## Objective
List all lines of the data containing the word "cespite".

## Task material
>> BEGIN
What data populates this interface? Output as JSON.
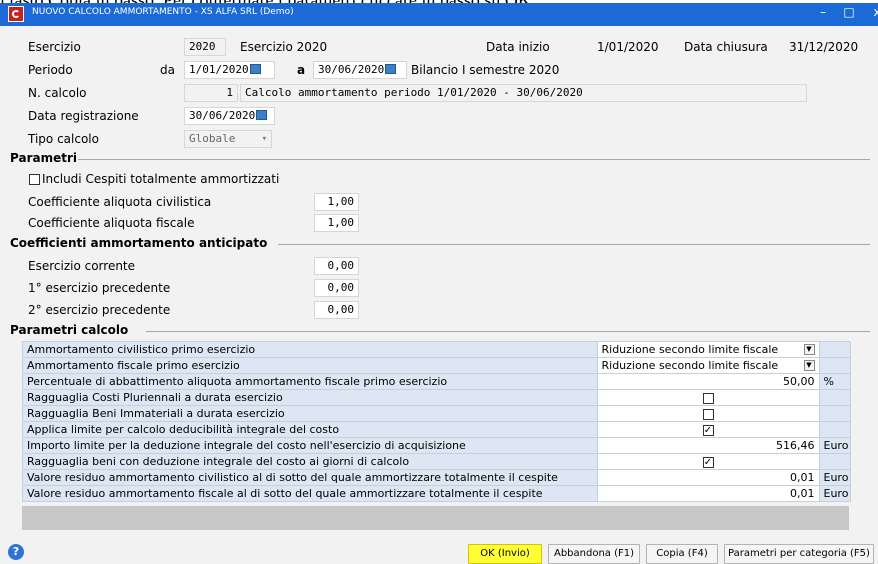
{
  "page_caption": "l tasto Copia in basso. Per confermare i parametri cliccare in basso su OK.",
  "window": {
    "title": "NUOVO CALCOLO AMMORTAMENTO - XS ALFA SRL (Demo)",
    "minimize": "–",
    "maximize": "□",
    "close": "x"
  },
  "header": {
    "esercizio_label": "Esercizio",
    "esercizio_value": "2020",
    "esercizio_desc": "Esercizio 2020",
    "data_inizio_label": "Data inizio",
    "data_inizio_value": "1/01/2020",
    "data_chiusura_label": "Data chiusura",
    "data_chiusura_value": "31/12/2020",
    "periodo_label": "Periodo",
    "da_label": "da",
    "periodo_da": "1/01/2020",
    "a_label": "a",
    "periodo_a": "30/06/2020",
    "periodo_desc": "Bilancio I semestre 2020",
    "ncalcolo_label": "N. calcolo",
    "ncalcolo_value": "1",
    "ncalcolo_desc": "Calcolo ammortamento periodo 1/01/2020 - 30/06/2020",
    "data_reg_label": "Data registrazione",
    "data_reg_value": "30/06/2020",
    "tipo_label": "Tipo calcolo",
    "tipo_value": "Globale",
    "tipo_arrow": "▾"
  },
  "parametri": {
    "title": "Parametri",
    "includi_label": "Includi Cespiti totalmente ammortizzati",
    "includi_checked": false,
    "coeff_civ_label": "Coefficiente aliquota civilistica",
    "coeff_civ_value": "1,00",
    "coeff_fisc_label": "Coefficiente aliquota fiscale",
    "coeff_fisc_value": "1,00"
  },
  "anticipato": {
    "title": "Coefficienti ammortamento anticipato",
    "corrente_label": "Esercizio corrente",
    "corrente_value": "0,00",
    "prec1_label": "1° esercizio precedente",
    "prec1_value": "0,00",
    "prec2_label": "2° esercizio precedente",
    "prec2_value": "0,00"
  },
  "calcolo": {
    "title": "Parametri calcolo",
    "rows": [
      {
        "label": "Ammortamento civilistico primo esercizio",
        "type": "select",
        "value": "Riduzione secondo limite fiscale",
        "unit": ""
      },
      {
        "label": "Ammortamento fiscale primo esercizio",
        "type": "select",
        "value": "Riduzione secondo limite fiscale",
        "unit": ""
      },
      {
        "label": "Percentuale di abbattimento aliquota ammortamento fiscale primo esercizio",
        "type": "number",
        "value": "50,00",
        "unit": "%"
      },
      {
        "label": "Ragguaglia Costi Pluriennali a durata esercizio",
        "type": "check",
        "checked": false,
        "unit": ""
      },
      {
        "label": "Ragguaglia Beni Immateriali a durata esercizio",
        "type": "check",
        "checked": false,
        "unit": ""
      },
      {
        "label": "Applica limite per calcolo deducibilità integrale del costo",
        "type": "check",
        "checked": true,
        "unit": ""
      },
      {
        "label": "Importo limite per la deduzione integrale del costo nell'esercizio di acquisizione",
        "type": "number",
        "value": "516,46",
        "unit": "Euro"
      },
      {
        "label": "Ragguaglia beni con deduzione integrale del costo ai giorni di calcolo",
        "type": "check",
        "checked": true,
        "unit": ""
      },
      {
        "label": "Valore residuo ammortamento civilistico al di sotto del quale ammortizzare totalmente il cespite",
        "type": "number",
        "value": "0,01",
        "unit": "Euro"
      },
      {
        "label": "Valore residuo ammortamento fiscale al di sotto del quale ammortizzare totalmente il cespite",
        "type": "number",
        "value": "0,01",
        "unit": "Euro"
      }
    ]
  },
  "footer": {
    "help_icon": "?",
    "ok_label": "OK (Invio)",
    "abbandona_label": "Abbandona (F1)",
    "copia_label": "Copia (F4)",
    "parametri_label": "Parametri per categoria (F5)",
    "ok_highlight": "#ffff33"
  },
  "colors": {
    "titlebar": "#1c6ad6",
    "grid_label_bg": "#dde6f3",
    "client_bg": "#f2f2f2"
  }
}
>> END
>> BEGIN
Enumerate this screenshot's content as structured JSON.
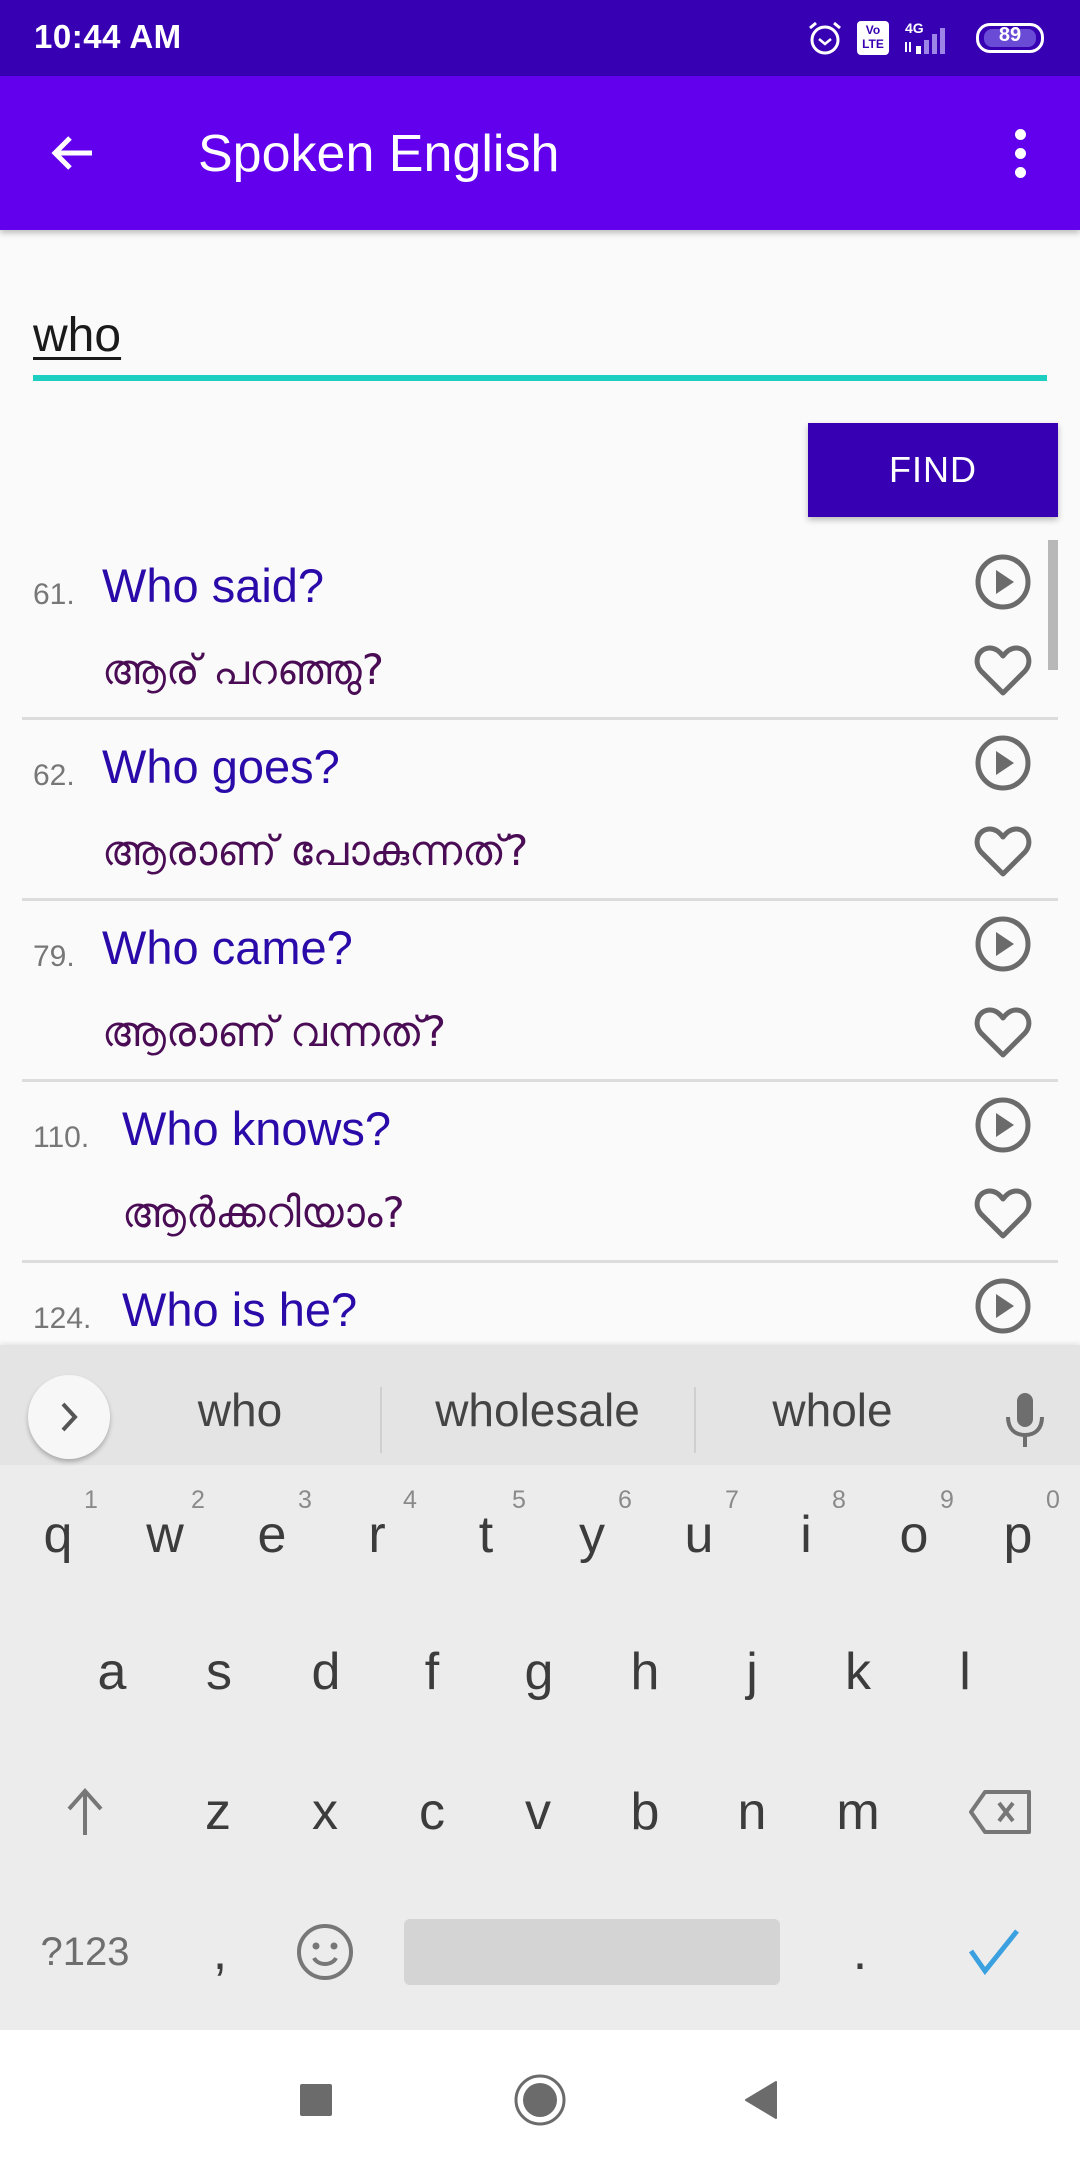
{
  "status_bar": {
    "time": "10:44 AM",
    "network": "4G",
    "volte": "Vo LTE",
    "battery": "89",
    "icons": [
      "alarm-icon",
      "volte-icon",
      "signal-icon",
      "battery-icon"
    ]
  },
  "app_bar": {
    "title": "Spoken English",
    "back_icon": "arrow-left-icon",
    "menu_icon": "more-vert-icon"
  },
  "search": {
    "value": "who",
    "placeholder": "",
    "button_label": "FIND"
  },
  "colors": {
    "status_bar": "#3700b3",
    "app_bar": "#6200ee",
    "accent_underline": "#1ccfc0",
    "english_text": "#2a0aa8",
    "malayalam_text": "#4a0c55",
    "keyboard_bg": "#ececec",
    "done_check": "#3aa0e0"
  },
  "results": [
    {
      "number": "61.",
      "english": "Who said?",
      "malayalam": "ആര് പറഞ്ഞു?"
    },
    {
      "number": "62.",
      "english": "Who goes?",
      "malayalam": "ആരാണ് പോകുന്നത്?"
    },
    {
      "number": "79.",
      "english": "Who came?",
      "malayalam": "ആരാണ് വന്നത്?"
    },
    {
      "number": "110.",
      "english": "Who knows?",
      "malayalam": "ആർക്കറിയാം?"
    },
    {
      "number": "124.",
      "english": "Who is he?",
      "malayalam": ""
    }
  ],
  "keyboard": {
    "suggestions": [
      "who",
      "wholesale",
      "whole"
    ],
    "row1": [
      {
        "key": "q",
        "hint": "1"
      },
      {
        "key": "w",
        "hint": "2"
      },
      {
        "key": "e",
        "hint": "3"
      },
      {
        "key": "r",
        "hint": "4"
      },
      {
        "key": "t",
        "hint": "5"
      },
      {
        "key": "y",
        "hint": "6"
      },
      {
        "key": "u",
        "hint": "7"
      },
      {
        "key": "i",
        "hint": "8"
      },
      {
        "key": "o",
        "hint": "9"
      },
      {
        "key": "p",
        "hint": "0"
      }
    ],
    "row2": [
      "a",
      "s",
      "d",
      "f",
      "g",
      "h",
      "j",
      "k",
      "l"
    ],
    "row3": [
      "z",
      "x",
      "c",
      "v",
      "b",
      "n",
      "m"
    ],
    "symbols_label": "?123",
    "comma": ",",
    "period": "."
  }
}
>> END
>> BEGIN
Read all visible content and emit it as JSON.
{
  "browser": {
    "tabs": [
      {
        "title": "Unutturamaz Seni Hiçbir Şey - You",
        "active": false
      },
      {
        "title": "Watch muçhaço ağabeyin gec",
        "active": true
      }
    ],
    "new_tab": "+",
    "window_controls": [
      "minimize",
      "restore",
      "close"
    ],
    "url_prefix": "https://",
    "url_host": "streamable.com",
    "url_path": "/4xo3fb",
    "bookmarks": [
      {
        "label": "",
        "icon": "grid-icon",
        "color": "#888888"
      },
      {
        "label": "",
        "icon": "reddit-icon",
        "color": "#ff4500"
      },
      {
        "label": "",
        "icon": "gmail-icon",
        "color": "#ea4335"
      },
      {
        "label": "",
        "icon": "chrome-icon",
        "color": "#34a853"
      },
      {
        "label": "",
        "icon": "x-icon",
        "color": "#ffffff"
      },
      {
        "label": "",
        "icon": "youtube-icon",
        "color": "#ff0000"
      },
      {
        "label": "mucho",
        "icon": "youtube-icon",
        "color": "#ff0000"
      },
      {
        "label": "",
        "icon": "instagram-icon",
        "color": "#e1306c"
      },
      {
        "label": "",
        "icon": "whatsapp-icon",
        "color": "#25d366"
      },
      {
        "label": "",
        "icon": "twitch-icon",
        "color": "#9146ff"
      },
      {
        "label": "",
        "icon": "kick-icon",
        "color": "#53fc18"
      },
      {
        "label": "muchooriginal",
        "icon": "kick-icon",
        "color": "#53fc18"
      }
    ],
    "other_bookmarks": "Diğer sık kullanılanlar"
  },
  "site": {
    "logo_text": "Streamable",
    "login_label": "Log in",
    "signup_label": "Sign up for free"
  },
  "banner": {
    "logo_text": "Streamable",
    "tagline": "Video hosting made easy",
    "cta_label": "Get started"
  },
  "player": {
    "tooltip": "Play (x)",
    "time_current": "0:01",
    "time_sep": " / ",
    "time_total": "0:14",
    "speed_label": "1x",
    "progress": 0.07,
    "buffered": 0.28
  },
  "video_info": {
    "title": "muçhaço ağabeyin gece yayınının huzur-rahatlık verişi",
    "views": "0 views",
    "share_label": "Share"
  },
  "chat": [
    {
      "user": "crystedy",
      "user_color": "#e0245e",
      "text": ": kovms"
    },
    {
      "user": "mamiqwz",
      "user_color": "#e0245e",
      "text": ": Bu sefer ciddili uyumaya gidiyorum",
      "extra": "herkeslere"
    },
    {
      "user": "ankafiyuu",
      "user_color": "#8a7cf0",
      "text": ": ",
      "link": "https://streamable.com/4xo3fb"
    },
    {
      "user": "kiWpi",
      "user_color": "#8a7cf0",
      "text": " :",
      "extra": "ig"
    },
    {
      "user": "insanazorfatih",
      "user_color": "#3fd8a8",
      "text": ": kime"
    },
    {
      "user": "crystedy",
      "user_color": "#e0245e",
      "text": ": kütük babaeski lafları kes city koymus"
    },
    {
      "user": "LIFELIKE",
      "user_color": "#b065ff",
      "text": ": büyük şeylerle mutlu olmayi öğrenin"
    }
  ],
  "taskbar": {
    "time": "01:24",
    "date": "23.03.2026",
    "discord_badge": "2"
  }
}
>> END
## The result
        "label": "Valore residuo ammortamento civilistico al di sotto del quale ammortizzare totalmente il cespite",
        "label": "Valore residuo ammortamento fiscale al di sotto del quale ammortizzare totalmente il cespite",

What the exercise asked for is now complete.